> **Written request**
Output all the data exactly. Pictures do not belong in the copy.

> **Records for processing**
######

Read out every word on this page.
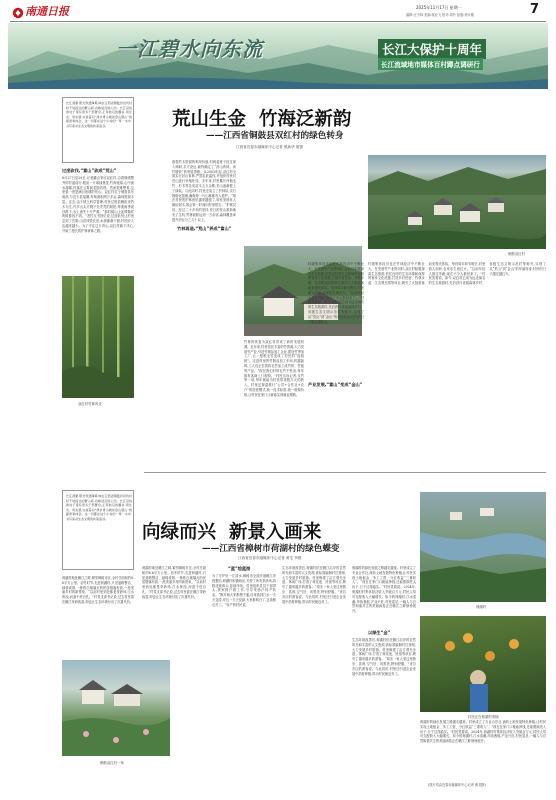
南通日报	2025年11月17日 星期一
编辑:汪小林 美编:蒋亚飞 校对:周玲 组版:徐永刚	7
一江碧水向东流	长江大保护十周年
长江流域地市媒体百村蹲点调研行
长江清澈,阳光穿透薄雾,映在江西省铜鼓县双坑村时不时掠过的群山间,也映进百姓心田。长江沿线的村子里有很多干部群众,正用他们的脚步,用生态、用实践,完成着对“绿水青山就是金山银山”的探索和体会。这一切都在这个小村的一草一木中,书写着对生态文明的执着追寻。
过度砍伐,“富山”砍成“荒山”
8月27日至29日,记者蹲点采访双红村,沿着修缮整齐的村道前行,眼前一片翠绿葱茏,竹海延绵,山中流水潺潺,村落在云雾间若隐若现。然而很难想象,这里曾一度是满目疮痍的荒山。双红村位于铜鼓县东南部,与宜丰县接壤,村域面积两万多亩,森林资源丰富。过去,由于缺乏科学管理,村民过度依赖砍伐竹木为生,许多山头只剩下光秃秃的树桩,每逢雨季泥沙俱下,水土流失十分严重。“那时候山上连棵像样的树都找不到。”老村支书回忆说,过度砍伐让村里尝到了苦果:山洪冲毁农田,水源渐渐干涸,村民收入也越来越少。为了守住这片青山,双红村痛下决心,开始了漫长的护林育林之路。
双红村竹林风光
荒山生金  竹海泛新韵
——江西省铜鼓县双红村的绿色转身
江西省宜春市融媒体中心记者 熊新华 胡蕾
铜鼓双红村
欲强竹木资源的利用价值,村两委班子经过深入调研,多方论证,最终确定了“封山育林、育竹增收”的发展思路。从2003年起,双红村全面实行封山育林,严禁乱砍滥伐,并组织村民对荒山进行补植补造。多年来,村里累计补植毛竹、杉木等各类苗木五万余株,荒山逐渐披上了绿装。与此同时,村里还成立了护林队,实行网格化管理,确保每一片山林都有人看护。“现在村民的护林意识越来越强了,谁家发现有人偷砍树木,都会第一时间向村里报告。”护林员说。经过二十多年的坚持,昔日的荒山重新焕发了生机,竹林面积达到一万余亩,森林覆盖率提升到百分之九十以上。
竹林再造,“荒山”养成“富山”
竹林的恢复为双红村带来了新的发展机遇。近年来,村里依托丰富的竹资源,大力发展竹产业,引进竹制品加工企业,建设竹笋加工厂,让一根根毛竹变成了村民的“摇钱树”。走进村里的竹制品加工车间,机器轰鸣,工人们正忙着将毛竹加工成竹筷、竹板等产品。“现在我们村的毛竹不愁卖,每年都有客商上门收购。”村民告诉记者,仅竹笋一项,每年就能为村民带来数万元的收入。村里还探索推行“公司+合作社+农户”的经营模式,统一技术标准,统一收购价格,让村民在家门口就能实现就业增收。
产业发展,“富山”变成“金山”
村级集体经济也在竹林经济中不断壮大。在发展竹产业的同时,双红村积极探索生态旅游,依托良好的生态环境和深厚的客家文化底蕴,打造乡村民宿、竹林步道、生态观光园等项目,吸引了大批游客前来观光体验。每到周末和节假日,村里游人如织,农家乐生意红火。“以前年轻人都往外跑,现在不少人都回来了。”村民笑着说。如今,双红村已成为远近闻名的生态旅游村,先后获评省级森林乡村、省级生态文明示范村等称号,实现了从“荒山”到“金山”的华丽转身,村民的日子越过越红火。
村级集体经济也在竹林经济中不断壮大。在发展竹产业的同时,双红村积极探索生态旅游,依托良好的生态环境和深厚的客家文化底蕴,打造乡村民宿、竹林步道、生态观光园等项目,吸引了大批游客前来观光体验。每到周末和节假日,村里游人如织,农家乐生意红火。“以前年轻人都往外跑,现在不少人都回来了。”村民笑着说。如今,双红村已成为远近闻名的生态旅游村,先后获评省级森林乡村、省级生态文明示范村等称号,实现了从“荒山”到“金山”的华丽转身,村民的日子越过越红火。
长江清澈,阳光穿透薄雾,映在江西省铜鼓县双坑村时不时掠过的群山间,也映进百姓心田。长江沿线的村子里有很多干部群众,正用他们的脚步,用生态、用实践,完成着对“绿水青山就是金山银山”的探索和体会。这一切都在这个小村的一草一木中,书写着对生态文明的执着追寻。
荷湖村地处赣江之畔,紧邻樟树市区,全村总面积约8.6平方公里。初冬时节,走进荷湖村,只见道路整洁、绿树成荫,一栋栋白墙黛瓦的民居错落有致,一派美丽乡村的新景象。“以前村里到处都是采砂场,江水浑浊,河道千疮百孔。”村党支部书记说,过去村民靠在赣江采砂致富,却也让生态环境付出了沉重代价。
铜鼓双红村一角
向绿而兴  新景入画来
——江西省樟树市荷湖村的绿色蝶变
江西省宜春市融媒体中心记者 黄龙 李捷
荷湖村
荷湖村地处赣江之畔,紧邻樟树市区,全村总面积约8.6平方公里。初冬时节,走进荷湖村,只见道路整洁、绿树成荫,一栋栋白墙黛瓦的民居错落有致,一派美丽乡村的新景象。“以前村里到处都是采砂场,江水浑浊,河道千疮百孔。”村党支部书记说,过去村民靠在赣江采砂致富,却也让生态环境付出了沉重代价。
“蓝”绘蓝图
为了守护好一江清水,樟树市全面开展赣江岸线整治,荷湖村积极响应,关停了所有采砂场,拆除违规码头,复绿岸线。村里组织党员干部带头,挨家挨户做工作,引导采砂户转产转业。“刚开始大家都想不通,后来看到江水一天天变清,岸边一天天变绿,大家都明白了,这条路走对了。”转产的村民说。
生态环境改善后,荷湖村依托赣江沿岸的自然风光和丰富的人文资源,高标准编制村庄规划,大力发展乡村旅游。村里修建了沿江观光步道、休闲广场,打造了荷花池、民宿等项目,吸引了越来越多的游客。“周末一家人来这里散步、赏荷,空气好、风景美,特别舒服。”来自市区的游客说。与此同时,村里还引进企业发展中药材种植,带动村民就近务工。
以绿生“金”
荷湖村的绿色发展之路越走越宽。村里成立了专业合作社,流转土地发展特色种植,让村民实现土地租金、务工工资、分红收益“三重收入”。“现在在家门口就能挣钱,还能照顾老人孩子,日子过得踏实。”村民笑着说。2024年,荷湖村村集体经济收入突破百万元,村民人均可支配收入大幅增长。如今的荷湖村,江水清澈,岸线葱郁,产业兴旺,村民富足,一幅人与自然和谐共生的美丽画卷正在赣江之畔徐徐展开。
生态环境改善后,荷湖村依托赣江沿岸的自然风光和丰富的人文资源,高标准编制村庄规划,大力发展乡村旅游。村里修建了沿江观光步道、休闲广场,打造了荷花池、民宿等项目,吸引了越来越多的游客。“周末一家人来这里散步、赏荷,空气好、风景美,特别舒服。”来自市区的游客说。与此同时,村里还引进企业发展中药材种植,带动村民就近务工。
村民正在荷湖村采摘
荷湖村的绿色发展之路越走越宽。村里成立了专业合作社,流转土地发展特色种植,让村民实现土地租金、务工工资、分红收益“三重收入”。“现在在家门口就能挣钱,还能照顾老人孩子,日子过得踏实。”村民笑着说。2024年,荷湖村村集体经济收入突破百万元,村民人均可支配收入大幅增长。如今的荷湖村,江水清澈,岸线葱郁,产业兴旺,村民富足,一幅人与自然和谐共生的美丽画卷正在赣江之畔徐徐展开。
(图片均由宜春市融媒体中心记者 黄龙摄)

######

> **Complete response**
Read out every word on this page.
南通日报	2025年11月17日 星期一
编辑:汪小林 美编:蒋亚飞 校对:周玲 组版:徐永刚	7
一江碧水向东流	长江大保护十周年
长江流域地市媒体百村蹲点调研行
长江清澈,阳光穿透薄雾,映在江西省铜鼓县双坑村时不时掠过的群山间,也映进百姓心田。长江沿线的村子里有很多干部群众,正用他们的脚步,用生态、用实践,完成着对“绿水青山就是金山银山”的探索和体会。这一切都在这个小村的一草一木中,书写着对生态文明的执着追寻。
过度砍伐,“富山”砍成“荒山”
8月27日至29日,记者蹲点采访双红村,沿着修缮整齐的村道前行,眼前一片翠绿葱茏,竹海延绵,山中流水潺潺,村落在云雾间若隐若现。然而很难想象,这里曾一度是满目疮痍的荒山。双红村位于铜鼓县东南部,与宜丰县接壤,村域面积两万多亩,森林资源丰富。过去,由于缺乏科学管理,村民过度依赖砍伐竹木为生,许多山头只剩下光秃秃的树桩,每逢雨季泥沙俱下,水土流失十分严重。“那时候山上连棵像样的树都找不到。”老村支书回忆说,过度砍伐让村里尝到了苦果:山洪冲毁农田,水源渐渐干涸,村民收入也越来越少。为了守住这片青山,双红村痛下决心,开始了漫长的护林育林之路。
双红村竹林风光
荒山生金  竹海泛新韵
——江西省铜鼓县双红村的绿色转身
江西省宜春市融媒体中心记者 熊新华 胡蕾
铜鼓双红村
欲强竹木资源的利用价值,村两委班子经过深入调研,多方论证,最终确定了“封山育林、育竹增收”的发展思路。从2003年起,双红村全面实行封山育林,严禁乱砍滥伐,并组织村民对荒山进行补植补造。多年来,村里累计补植毛竹、杉木等各类苗木五万余株,荒山逐渐披上了绿装。与此同时,村里还成立了护林队,实行网格化管理,确保每一片山林都有人看护。“现在村民的护林意识越来越强了,谁家发现有人偷砍树木,都会第一时间向村里报告。”护林员说。经过二十多年的坚持,昔日的荒山重新焕发了生机,竹林面积达到一万余亩,森林覆盖率提升到百分之九十以上。
竹林再造,“荒山”养成“富山”
竹林的恢复为双红村带来了新的发展机遇。近年来,村里依托丰富的竹资源,大力发展竹产业,引进竹制品加工企业,建设竹笋加工厂,让一根根毛竹变成了村民的“摇钱树”。走进村里的竹制品加工车间,机器轰鸣,工人们正忙着将毛竹加工成竹筷、竹板等产品。“现在我们村的毛竹不愁卖,每年都有客商上门收购。”村民告诉记者,仅竹笋一项,每年就能为村民带来数万元的收入。村里还探索推行“公司+合作社+农户”的经营模式,统一技术标准,统一收购价格,让村民在家门口就能实现就业增收。
产业发展,“富山”变成“金山”
村级集体经济也在竹林经济中不断壮大。在发展竹产业的同时,双红村积极探索生态旅游,依托良好的生态环境和深厚的客家文化底蕴,打造乡村民宿、竹林步道、生态观光园等项目,吸引了大批游客前来观光体验。每到周末和节假日,村里游人如织,农家乐生意红火。“以前年轻人都往外跑,现在不少人都回来了。”村民笑着说。如今,双红村已成为远近闻名的生态旅游村,先后获评省级森林乡村、省级生态文明示范村等称号,实现了从“荒山”到“金山”的华丽转身,村民的日子越过越红火。
村级集体经济也在竹林经济中不断壮大。在发展竹产业的同时,双红村积极探索生态旅游,依托良好的生态环境和深厚的客家文化底蕴,打造乡村民宿、竹林步道、生态观光园等项目,吸引了大批游客前来观光体验。每到周末和节假日,村里游人如织,农家乐生意红火。“以前年轻人都往外跑,现在不少人都回来了。”村民笑着说。如今,双红村已成为远近闻名的生态旅游村,先后获评省级森林乡村、省级生态文明示范村等称号,实现了从“荒山”到“金山”的华丽转身,村民的日子越过越红火。
长江清澈,阳光穿透薄雾,映在江西省铜鼓县双坑村时不时掠过的群山间,也映进百姓心田。长江沿线的村子里有很多干部群众,正用他们的脚步,用生态、用实践,完成着对“绿水青山就是金山银山”的探索和体会。这一切都在这个小村的一草一木中,书写着对生态文明的执着追寻。
荷湖村地处赣江之畔,紧邻樟树市区,全村总面积约8.6平方公里。初冬时节,走进荷湖村,只见道路整洁、绿树成荫,一栋栋白墙黛瓦的民居错落有致,一派美丽乡村的新景象。“以前村里到处都是采砂场,江水浑浊,河道千疮百孔。”村党支部书记说,过去村民靠在赣江采砂致富,却也让生态环境付出了沉重代价。
铜鼓双红村一角
向绿而兴  新景入画来
——江西省樟树市荷湖村的绿色蝶变
江西省宜春市融媒体中心记者 黄龙 李捷
荷湖村
荷湖村地处赣江之畔,紧邻樟树市区,全村总面积约8.6平方公里。初冬时节,走进荷湖村,只见道路整洁、绿树成荫,一栋栋白墙黛瓦的民居错落有致,一派美丽乡村的新景象。“以前村里到处都是采砂场,江水浑浊,河道千疮百孔。”村党支部书记说,过去村民靠在赣江采砂致富,却也让生态环境付出了沉重代价。
“蓝”绘蓝图
为了守护好一江清水,樟树市全面开展赣江岸线整治,荷湖村积极响应,关停了所有采砂场,拆除违规码头,复绿岸线。村里组织党员干部带头,挨家挨户做工作,引导采砂户转产转业。“刚开始大家都想不通,后来看到江水一天天变清,岸边一天天变绿,大家都明白了,这条路走对了。”转产的村民说。
生态环境改善后,荷湖村依托赣江沿岸的自然风光和丰富的人文资源,高标准编制村庄规划,大力发展乡村旅游。村里修建了沿江观光步道、休闲广场,打造了荷花池、民宿等项目,吸引了越来越多的游客。“周末一家人来这里散步、赏荷,空气好、风景美,特别舒服。”来自市区的游客说。与此同时,村里还引进企业发展中药材种植,带动村民就近务工。
以绿生“金”
荷湖村的绿色发展之路越走越宽。村里成立了专业合作社,流转土地发展特色种植,让村民实现土地租金、务工工资、分红收益“三重收入”。“现在在家门口就能挣钱,还能照顾老人孩子,日子过得踏实。”村民笑着说。2024年,荷湖村村集体经济收入突破百万元,村民人均可支配收入大幅增长。如今的荷湖村,江水清澈,岸线葱郁,产业兴旺,村民富足,一幅人与自然和谐共生的美丽画卷正在赣江之畔徐徐展开。
生态环境改善后,荷湖村依托赣江沿岸的自然风光和丰富的人文资源,高标准编制村庄规划,大力发展乡村旅游。村里修建了沿江观光步道、休闲广场,打造了荷花池、民宿等项目,吸引了越来越多的游客。“周末一家人来这里散步、赏荷,空气好、风景美,特别舒服。”来自市区的游客说。与此同时,村里还引进企业发展中药材种植,带动村民就近务工。
村民正在荷湖村采摘
荷湖村的绿色发展之路越走越宽。村里成立了专业合作社,流转土地发展特色种植,让村民实现土地租金、务工工资、分红收益“三重收入”。“现在在家门口就能挣钱,还能照顾老人孩子,日子过得踏实。”村民笑着说。2024年,荷湖村村集体经济收入突破百万元,村民人均可支配收入大幅增长。如今的荷湖村,江水清澈,岸线葱郁,产业兴旺,村民富足,一幅人与自然和谐共生的美丽画卷正在赣江之畔徐徐展开。
(图片均由宜春市融媒体中心记者 黄龙摄)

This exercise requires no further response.